> _Set exercise_
Everything in the listing should be restated word for word.

> _Data for the task_

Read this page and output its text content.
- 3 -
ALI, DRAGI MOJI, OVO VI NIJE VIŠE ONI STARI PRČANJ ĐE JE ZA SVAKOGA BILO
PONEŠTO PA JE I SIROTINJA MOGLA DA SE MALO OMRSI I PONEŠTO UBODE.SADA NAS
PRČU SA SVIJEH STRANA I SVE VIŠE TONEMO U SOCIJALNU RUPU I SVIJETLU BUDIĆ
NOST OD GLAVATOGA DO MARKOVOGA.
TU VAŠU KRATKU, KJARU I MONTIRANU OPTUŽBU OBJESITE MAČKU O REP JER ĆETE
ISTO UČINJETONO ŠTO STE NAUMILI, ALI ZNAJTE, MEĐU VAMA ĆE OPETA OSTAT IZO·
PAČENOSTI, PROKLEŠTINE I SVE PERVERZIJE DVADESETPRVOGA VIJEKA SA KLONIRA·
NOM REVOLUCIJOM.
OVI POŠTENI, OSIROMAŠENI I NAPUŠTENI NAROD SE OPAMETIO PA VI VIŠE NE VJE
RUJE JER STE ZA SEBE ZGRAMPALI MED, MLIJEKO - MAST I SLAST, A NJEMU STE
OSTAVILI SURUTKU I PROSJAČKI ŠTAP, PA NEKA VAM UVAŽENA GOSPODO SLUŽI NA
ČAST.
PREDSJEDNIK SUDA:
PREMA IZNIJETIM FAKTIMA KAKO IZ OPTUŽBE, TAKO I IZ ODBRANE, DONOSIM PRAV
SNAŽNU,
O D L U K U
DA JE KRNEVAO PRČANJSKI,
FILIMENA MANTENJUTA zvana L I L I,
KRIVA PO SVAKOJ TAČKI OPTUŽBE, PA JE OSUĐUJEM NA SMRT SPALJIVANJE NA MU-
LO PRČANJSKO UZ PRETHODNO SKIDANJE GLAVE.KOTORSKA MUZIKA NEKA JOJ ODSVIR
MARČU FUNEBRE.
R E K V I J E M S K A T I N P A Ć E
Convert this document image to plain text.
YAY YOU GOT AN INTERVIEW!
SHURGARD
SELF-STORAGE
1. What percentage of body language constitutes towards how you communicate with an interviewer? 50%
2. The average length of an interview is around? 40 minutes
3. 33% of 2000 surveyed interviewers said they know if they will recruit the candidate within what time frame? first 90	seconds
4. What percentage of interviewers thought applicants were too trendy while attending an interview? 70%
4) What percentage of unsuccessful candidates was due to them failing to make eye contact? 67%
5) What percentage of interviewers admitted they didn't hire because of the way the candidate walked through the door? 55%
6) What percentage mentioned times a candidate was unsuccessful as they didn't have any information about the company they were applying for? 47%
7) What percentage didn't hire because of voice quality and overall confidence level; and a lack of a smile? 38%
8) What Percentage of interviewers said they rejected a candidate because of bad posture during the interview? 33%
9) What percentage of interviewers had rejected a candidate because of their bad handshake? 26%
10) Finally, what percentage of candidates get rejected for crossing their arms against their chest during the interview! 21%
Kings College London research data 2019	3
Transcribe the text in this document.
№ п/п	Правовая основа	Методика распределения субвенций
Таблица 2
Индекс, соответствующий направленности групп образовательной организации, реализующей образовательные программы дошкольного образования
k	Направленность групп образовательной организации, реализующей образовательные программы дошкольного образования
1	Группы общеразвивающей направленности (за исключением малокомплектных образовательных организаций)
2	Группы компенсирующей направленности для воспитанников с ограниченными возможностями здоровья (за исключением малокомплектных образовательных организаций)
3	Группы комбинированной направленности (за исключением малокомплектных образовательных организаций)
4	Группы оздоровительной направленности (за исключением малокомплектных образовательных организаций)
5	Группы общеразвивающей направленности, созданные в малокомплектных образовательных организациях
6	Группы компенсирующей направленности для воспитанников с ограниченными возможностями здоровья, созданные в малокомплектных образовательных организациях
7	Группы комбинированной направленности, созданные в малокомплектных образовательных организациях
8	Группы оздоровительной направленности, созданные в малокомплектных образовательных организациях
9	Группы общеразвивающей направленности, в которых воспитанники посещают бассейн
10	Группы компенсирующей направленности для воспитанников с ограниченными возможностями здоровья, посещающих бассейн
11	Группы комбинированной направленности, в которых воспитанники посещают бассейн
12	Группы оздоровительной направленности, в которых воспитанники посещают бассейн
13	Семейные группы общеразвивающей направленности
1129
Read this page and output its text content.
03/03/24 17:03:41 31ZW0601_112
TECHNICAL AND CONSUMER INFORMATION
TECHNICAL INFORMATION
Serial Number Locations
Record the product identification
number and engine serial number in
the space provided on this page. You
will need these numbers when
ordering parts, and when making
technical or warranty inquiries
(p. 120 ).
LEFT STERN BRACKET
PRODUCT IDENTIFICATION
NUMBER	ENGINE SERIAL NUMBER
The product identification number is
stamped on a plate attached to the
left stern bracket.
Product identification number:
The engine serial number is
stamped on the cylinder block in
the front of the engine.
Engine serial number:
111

> _The output_
Read this page and output its text content.
- 3 -
ALI, DRAGI MOJI, OVO VI NIJE VIŠE ONI STARI PRČANJ ĐE JE ZA SVAKOGA BILO
PONEŠTO PA JE I SIROTINJA MOGLA DA SE MALO OMRSI I PONEŠTO UBODE.SADA NAS
PRČU SA SVIJEH STRANA I SVE VIŠE TONEMO U SOCIJALNU RUPU I SVIJETLU BUDIĆ
NOST OD GLAVATOGA DO MARKOVOGA.
TU VAŠU KRATKU, KJARU I MONTIRANU OPTUŽBU OBJESITE MAČKU O REP JER ĆETE
ISTO UČINJETONO ŠTO STE NAUMILI, ALI ZNAJTE, MEĐU VAMA ĆE OPETA OSTAT IZO·
PAČENOSTI, PROKLEŠTINE I SVE PERVERZIJE DVADESETPRVOGA VIJEKA SA KLONIRA·
NOM REVOLUCIJOM.
OVI POŠTENI, OSIROMAŠENI I NAPUŠTENI NAROD SE OPAMETIO PA VI VIŠE NE VJE
RUJE JER STE ZA SEBE ZGRAMPALI MED, MLIJEKO - MAST I SLAST, A NJEMU STE
OSTAVILI SURUTKU I PROSJAČKI ŠTAP, PA NEKA VAM UVAŽENA GOSPODO SLUŽI NA
ČAST.
PREDSJEDNIK SUDA:
PREMA IZNIJETIM FAKTIMA KAKO IZ OPTUŽBE, TAKO I IZ ODBRANE, DONOSIM PRAV
SNAŽNU,
O D L U K U
DA JE KRNEVAO PRČANJSKI,
FILIMENA MANTENJUTA zvana L I L I,
KRIVA PO SVAKOJ TAČKI OPTUŽBE, PA JE OSUĐUJEM NA SMRT SPALJIVANJE NA MU-
LO PRČANJSKO UZ PRETHODNO SKIDANJE GLAVE.KOTORSKA MUZIKA NEKA JOJ ODSVIR
MARČU FUNEBRE.
R E K V I J E M S K A T I N P A Ć E
Convert this document image to plain text.
YAY YOU GOT AN INTERVIEW!
SHURGARD
SELF-STORAGE
1. What percentage of body language constitutes towards how you communicate with an interviewer? 50%
2. The average length of an interview is around? 40 minutes
3. 33% of 2000 surveyed interviewers said they know if they will recruit the candidate within what time frame? first 90	seconds
4. What percentage of interviewers thought applicants were too trendy while attending an interview? 70%
4) What percentage of unsuccessful candidates was due to them failing to make eye contact? 67%
5) What percentage of interviewers admitted they didn't hire because of the way the candidate walked through the door? 55%
6) What percentage mentioned times a candidate was unsuccessful as they didn't have any information about the company they were applying for? 47%
7) What percentage didn't hire because of voice quality and overall confidence level; and a lack of a smile? 38%
8) What Percentage of interviewers said they rejected a candidate because of bad posture during the interview? 33%
9) What percentage of interviewers had rejected a candidate because of their bad handshake? 26%
10) Finally, what percentage of candidates get rejected for crossing their arms against their chest during the interview! 21%
Kings College London research data 2019	3
Transcribe the text in this document.
№ п/п	Правовая основа	Методика распределения субвенций
Таблица 2
Индекс, соответствующий направленности групп образовательной организации, реализующей образовательные программы дошкольного образования
k	Направленность групп образовательной организации, реализующей образовательные программы дошкольного образования
1	Группы общеразвивающей направленности (за исключением малокомплектных образовательных организаций)
2	Группы компенсирующей направленности для воспитанников с ограниченными возможностями здоровья (за исключением малокомплектных образовательных организаций)
3	Группы комбинированной направленности (за исключением малокомплектных образовательных организаций)
4	Группы оздоровительной направленности (за исключением малокомплектных образовательных организаций)
5	Группы общеразвивающей направленности, созданные в малокомплектных образовательных организациях
6	Группы компенсирующей направленности для воспитанников с ограниченными возможностями здоровья, созданные в малокомплектных образовательных организациях
7	Группы комбинированной направленности, созданные в малокомплектных образовательных организациях
8	Группы оздоровительной направленности, созданные в малокомплектных образовательных организациях
9	Группы общеразвивающей направленности, в которых воспитанники посещают бассейн
10	Группы компенсирующей направленности для воспитанников с ограниченными возможностями здоровья, посещающих бассейн
11	Группы комбинированной направленности, в которых воспитанники посещают бассейн
12	Группы оздоровительной направленности, в которых воспитанники посещают бассейн
13	Семейные группы общеразвивающей направленности
1129
Read this page and output its text content.
03/03/24 17:03:41 31ZW0601_112
TECHNICAL AND CONSUMER INFORMATION
TECHNICAL INFORMATION
Serial Number Locations
Record the product identification
number and engine serial number in
the space provided on this page. You
will need these numbers when
ordering parts, and when making
technical or warranty inquiries
(p. 120 ).
LEFT STERN BRACKET
PRODUCT IDENTIFICATION
NUMBER	ENGINE SERIAL NUMBER
The product identification number is
stamped on a plate attached to the
left stern bracket.
Product identification number:
The engine serial number is
stamped on the cylinder block in
the front of the engine.
Engine serial number:
111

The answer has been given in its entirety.